[Records from a data collection]
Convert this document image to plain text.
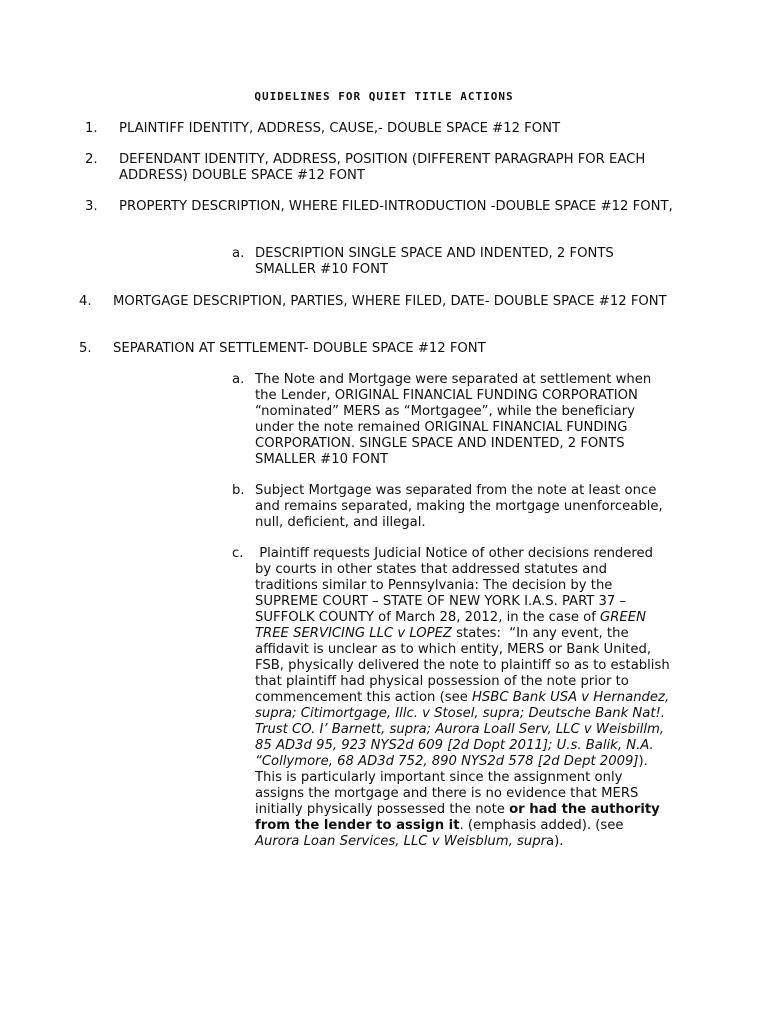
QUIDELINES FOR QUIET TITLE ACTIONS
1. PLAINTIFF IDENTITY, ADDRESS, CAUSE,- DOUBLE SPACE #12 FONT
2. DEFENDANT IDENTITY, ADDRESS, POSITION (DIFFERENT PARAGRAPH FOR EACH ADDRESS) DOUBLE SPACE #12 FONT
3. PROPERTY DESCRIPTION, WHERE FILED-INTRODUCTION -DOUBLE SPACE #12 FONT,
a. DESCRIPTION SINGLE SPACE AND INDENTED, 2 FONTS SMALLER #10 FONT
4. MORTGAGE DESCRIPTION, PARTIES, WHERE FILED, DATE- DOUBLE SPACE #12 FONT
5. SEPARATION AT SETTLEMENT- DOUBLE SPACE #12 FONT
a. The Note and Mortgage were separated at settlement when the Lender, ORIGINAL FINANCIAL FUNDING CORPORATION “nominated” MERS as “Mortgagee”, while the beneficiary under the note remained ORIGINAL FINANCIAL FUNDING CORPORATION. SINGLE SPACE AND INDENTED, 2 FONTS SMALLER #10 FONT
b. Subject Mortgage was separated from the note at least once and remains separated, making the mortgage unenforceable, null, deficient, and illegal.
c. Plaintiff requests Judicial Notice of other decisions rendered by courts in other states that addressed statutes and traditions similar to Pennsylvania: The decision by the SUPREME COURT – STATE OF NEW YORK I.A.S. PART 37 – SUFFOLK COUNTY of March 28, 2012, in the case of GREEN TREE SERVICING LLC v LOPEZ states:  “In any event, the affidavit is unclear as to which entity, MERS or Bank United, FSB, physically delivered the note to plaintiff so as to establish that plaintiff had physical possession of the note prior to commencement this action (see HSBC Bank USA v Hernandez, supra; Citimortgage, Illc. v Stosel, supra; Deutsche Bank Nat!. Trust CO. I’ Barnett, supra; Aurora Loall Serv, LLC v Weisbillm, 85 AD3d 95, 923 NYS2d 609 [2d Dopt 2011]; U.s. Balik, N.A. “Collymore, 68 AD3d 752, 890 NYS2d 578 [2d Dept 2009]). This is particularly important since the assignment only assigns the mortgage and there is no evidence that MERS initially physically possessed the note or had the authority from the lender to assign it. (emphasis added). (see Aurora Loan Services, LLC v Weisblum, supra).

The problem = Write out every entry again word for word, without any of the pictures.

Result for this task =
Convert this document image to plain text.
QUIDELINES FOR QUIET TITLE ACTIONS
1. PLAINTIFF IDENTITY, ADDRESS, CAUSE,- DOUBLE SPACE #12 FONT
2. DEFENDANT IDENTITY, ADDRESS, POSITION (DIFFERENT PARAGRAPH FOR EACH ADDRESS) DOUBLE SPACE #12 FONT
3. PROPERTY DESCRIPTION, WHERE FILED-INTRODUCTION -DOUBLE SPACE #12 FONT,
a. DESCRIPTION SINGLE SPACE AND INDENTED, 2 FONTS SMALLER #10 FONT
4. MORTGAGE DESCRIPTION, PARTIES, WHERE FILED, DATE- DOUBLE SPACE #12 FONT
5. SEPARATION AT SETTLEMENT- DOUBLE SPACE #12 FONT
a. The Note and Mortgage were separated at settlement when the Lender, ORIGINAL FINANCIAL FUNDING CORPORATION “nominated” MERS as “Mortgagee”, while the beneficiary under the note remained ORIGINAL FINANCIAL FUNDING CORPORATION. SINGLE SPACE AND INDENTED, 2 FONTS SMALLER #10 FONT
b. Subject Mortgage was separated from the note at least once and remains separated, making the mortgage unenforceable, null, deficient, and illegal.
c. Plaintiff requests Judicial Notice of other decisions rendered by courts in other states that addressed statutes and traditions similar to Pennsylvania: The decision by the SUPREME COURT – STATE OF NEW YORK I.A.S. PART 37 – SUFFOLK COUNTY of March 28, 2012, in the case of GREEN TREE SERVICING LLC v LOPEZ states:  “In any event, the affidavit is unclear as to which entity, MERS or Bank United, FSB, physically delivered the note to plaintiff so as to establish that plaintiff had physical possession of the note prior to commencement this action (see HSBC Bank USA v Hernandez, supra; Citimortgage, Illc. v Stosel, supra; Deutsche Bank Nat!. Trust CO. I’ Barnett, supra; Aurora Loall Serv, LLC v Weisbillm, 85 AD3d 95, 923 NYS2d 609 [2d Dopt 2011]; U.s. Balik, N.A. “Collymore, 68 AD3d 752, 890 NYS2d 578 [2d Dept 2009]). This is particularly important since the assignment only assigns the mortgage and there is no evidence that MERS initially physically possessed the note or had the authority from the lender to assign it. (emphasis added). (see Aurora Loan Services, LLC v Weisblum, supra).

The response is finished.